** READING PASSAGE **
- - - -

Wireless Doorbell using Arduino and RF Module

Published  November 6, 2024   2
Wireless Doorbell using Arduino and RF Module

We all know of the wired doorbell systems which require wires and suitable outlets for it to work satisfactorily. As the wired doorbell system needs complicated wiring, it requires an experienced person to get the work done and it does not do good, in both working and appearance. Another problem with it is that, if you want to install a wired doorbell system for an existing house, it needs more effort and time for the installation. Due to the temperature and humidity, and other environmental factors, wires are damaged and will lead to a short circuit. This is where the wireless doorbell system gets into the picture. Even though the cost of the wireless Doorbell system is more, when compared to the wired doorbell system, the regular maintenance for the wireless Doorbell system is low when compared with the wired doorbell system, which requires an experienced person for maintenance purposes. When it comes to installation, wireless doorbell systems are very simple to install and requires no experience person for installation. In addition to this, wireless doorbell systems have additional features like camera, video recorder, etc and look stylish, and it can be easily installed in any part of the house as it is completely wireless.

- - - -

** INFORMATION SUPPLIED **
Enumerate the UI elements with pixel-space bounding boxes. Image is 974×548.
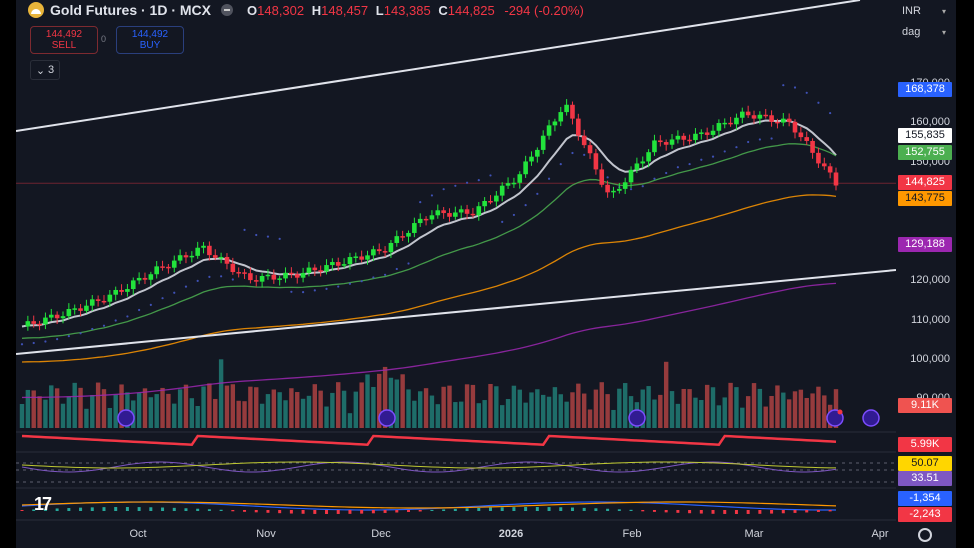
unit-select[interactable]: dag ▾	[898, 23, 950, 41]
chart-canvas[interactable]	[16, 0, 896, 548]
chevron-down-icon: ⌄	[35, 64, 46, 77]
ohlc-values: O148,302 H148,457 L143,385 C144,825 -294…	[247, 2, 584, 18]
pane-separators	[16, 182, 896, 521]
price-tick: 110,000	[911, 313, 950, 326]
spread-value: 0	[101, 34, 107, 44]
parabolic-sar-dots	[20, 84, 832, 346]
settings-gear-icon[interactable]	[918, 528, 932, 542]
trendlines[interactable]	[16, 0, 896, 355]
sell-button[interactable]: 144,492 SELL	[30, 26, 98, 54]
time-tick: 2026	[498, 528, 524, 540]
price-tag: 144,825	[898, 175, 952, 190]
symbol-header: Gold Futures · 1D · MCX O148,302 H148,45…	[28, 2, 584, 18]
gold-logo-icon	[28, 2, 44, 18]
price-tag: 33.51	[898, 471, 952, 486]
price-tick: 120,000	[910, 274, 950, 287]
chevron-down-icon: ▾	[941, 27, 946, 37]
time-tick: Dec	[371, 528, 391, 540]
currency-select[interactable]: INR ▾	[898, 2, 950, 20]
price-tag: 5.99K	[898, 437, 952, 452]
time-tick: Feb	[622, 528, 642, 540]
time-tick: Oct	[129, 528, 147, 540]
price-tag: -1,354	[898, 491, 952, 506]
price-tag: 168,378	[898, 82, 952, 97]
price-tag: -2,243	[898, 507, 952, 522]
chart-background	[16, 0, 896, 548]
sell-price: 144,492	[45, 29, 83, 40]
time-tick: Apr	[871, 528, 889, 540]
price-tag: 152,755	[898, 145, 952, 160]
price-tick: 100,000	[910, 353, 950, 365]
tradingview-logo[interactable]: 17	[34, 494, 52, 514]
candlesticks	[25, 99, 839, 331]
sell-label: SELL	[51, 40, 77, 51]
price-tag: 9.11K	[898, 398, 952, 413]
indicators-collapse-button[interactable]: ⌄ 3	[30, 60, 60, 80]
moving-averages	[21, 119, 837, 399]
time-tick: Mar	[744, 528, 764, 540]
change-value: -294 (-0.20%)	[504, 2, 584, 18]
sub-pane-indicators	[20, 434, 837, 514]
chevron-down-icon: ▾	[941, 6, 946, 16]
price-tag: 129,188	[898, 237, 952, 252]
price-tag: 50.07	[898, 456, 952, 471]
volume-bars	[19, 359, 839, 428]
price-tag: 155,835	[898, 128, 952, 143]
market-status-icon[interactable]	[221, 4, 233, 16]
price-tick: 160,000	[910, 116, 950, 129]
event-markers[interactable]	[117, 409, 880, 427]
buy-price: 144,492	[131, 29, 169, 40]
symbol-title[interactable]: Gold Futures · 1D · MCX	[50, 2, 211, 18]
time-tick: Nov	[256, 528, 276, 540]
buy-label: BUY	[139, 40, 161, 51]
buy-button[interactable]: 144,492 BUY	[116, 26, 184, 54]
price-tag: 143,775	[898, 191, 952, 206]
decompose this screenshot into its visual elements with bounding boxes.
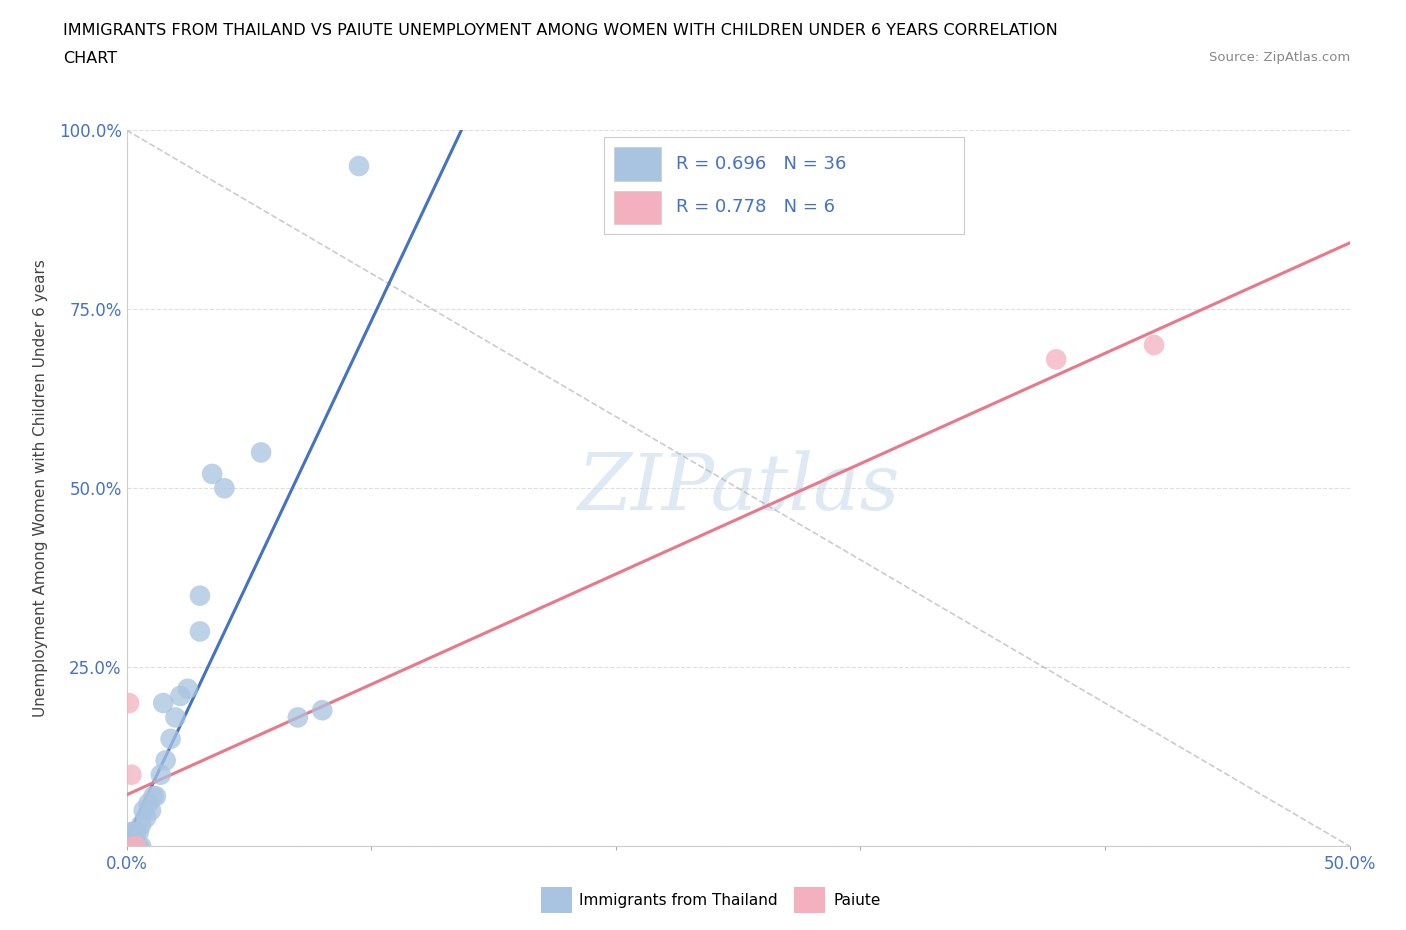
Text: Paiute: Paiute — [834, 893, 882, 908]
Point — [159, 731, 181, 746]
Point — [177, 682, 200, 697]
Point — [118, 839, 141, 854]
Point — [145, 789, 167, 804]
Point — [120, 767, 142, 782]
Point — [169, 688, 191, 703]
Point — [149, 767, 172, 782]
Point — [129, 817, 152, 832]
Point — [122, 831, 145, 846]
Point — [120, 825, 142, 840]
Text: Source: ZipAtlas.com: Source: ZipAtlas.com — [1209, 51, 1350, 64]
Point — [139, 804, 162, 818]
Text: CHART: CHART — [63, 51, 117, 66]
Point — [138, 796, 160, 811]
Y-axis label: Unemployment Among Women with Children Under 6 years: Unemployment Among Women with Children U… — [32, 259, 48, 717]
Point — [287, 710, 309, 724]
Point — [118, 831, 141, 846]
Point — [122, 839, 145, 854]
Point — [128, 839, 150, 854]
Point — [214, 481, 236, 496]
Point — [1143, 338, 1166, 352]
Point — [132, 804, 155, 818]
Point — [125, 839, 148, 854]
Point — [201, 467, 224, 482]
Point — [129, 839, 152, 854]
Point — [142, 789, 165, 804]
Point — [120, 839, 142, 854]
Point — [152, 696, 174, 711]
Point — [188, 624, 211, 639]
Point — [165, 710, 187, 724]
Point — [125, 839, 148, 854]
Point — [120, 831, 142, 846]
Point — [155, 753, 177, 768]
Point — [125, 825, 148, 840]
Point — [122, 839, 145, 854]
Text: IMMIGRANTS FROM THAILAND VS PAIUTE UNEMPLOYMENT AMONG WOMEN WITH CHILDREN UNDER : IMMIGRANTS FROM THAILAND VS PAIUTE UNEMP… — [63, 23, 1059, 38]
Point — [250, 445, 273, 460]
Point — [118, 696, 141, 711]
Text: Immigrants from Thailand: Immigrants from Thailand — [579, 893, 778, 908]
Point — [128, 825, 150, 840]
Text: ZIPatlas: ZIPatlas — [576, 450, 900, 526]
Point — [122, 825, 145, 840]
Point — [347, 159, 370, 174]
Point — [188, 589, 211, 604]
Point — [118, 839, 141, 854]
Point — [135, 810, 157, 825]
Point — [1045, 352, 1067, 366]
Point — [311, 703, 333, 718]
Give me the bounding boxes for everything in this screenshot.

- - - -

** SET OF TASKS **
**a.** Condense the paragraph of the doorbell article that begins "We all know of the wired doorbell systems" into a short bulleted list that keeps its main facts.
**b.** From the entries, format the lines starting at the one containing "Text: Paiute: Paiute — [834, 893, 882, 908]" and ending after the one containing "Text: Source: ZipAtlas.com: Source: ZipAtlas.com" as a JSON list of strings, one string per line, with blank lines left out.

** SOLUTIONS PER TASK **
**a.**
- Wired doorbells need complex wiring and an experienced installer, and they do not work or look good.
- Adding a wired doorbell to an existing house takes more effort and time.
- Temperature, humidity and other environmental factors damage the wires and can cause a short circuit.
- Wireless doorbells cost more than wired ones, but they need less regular maintenance. Wired systems need an experienced person for maintenance.
- Wireless doorbells are simple to install and need no experienced installer.
- They can include extras such as a camera or video recorder, look stylish, and can be installed anywhere in the house.

**b.**
[
  "Text: Paiute: Paiute — [834, 893, 882, 908]",
  "Point — [159, 731, 181, 746]",
  "Point — [177, 682, 200, 697]",
  "Point — [118, 839, 141, 854]",
  "Point — [145, 789, 167, 804]",
  "Point — [120, 767, 142, 782]",
  "Point — [169, 688, 191, 703]",
  "Point — [149, 767, 172, 782]",
  "Point — [129, 817, 152, 832]",
  "Point — [122, 831, 145, 846]",
  "Point — [120, 825, 142, 840]",
  "Text: Source: ZipAtlas.com: Source: ZipAtlas.com — [1209, 51, 1350, 64]"
]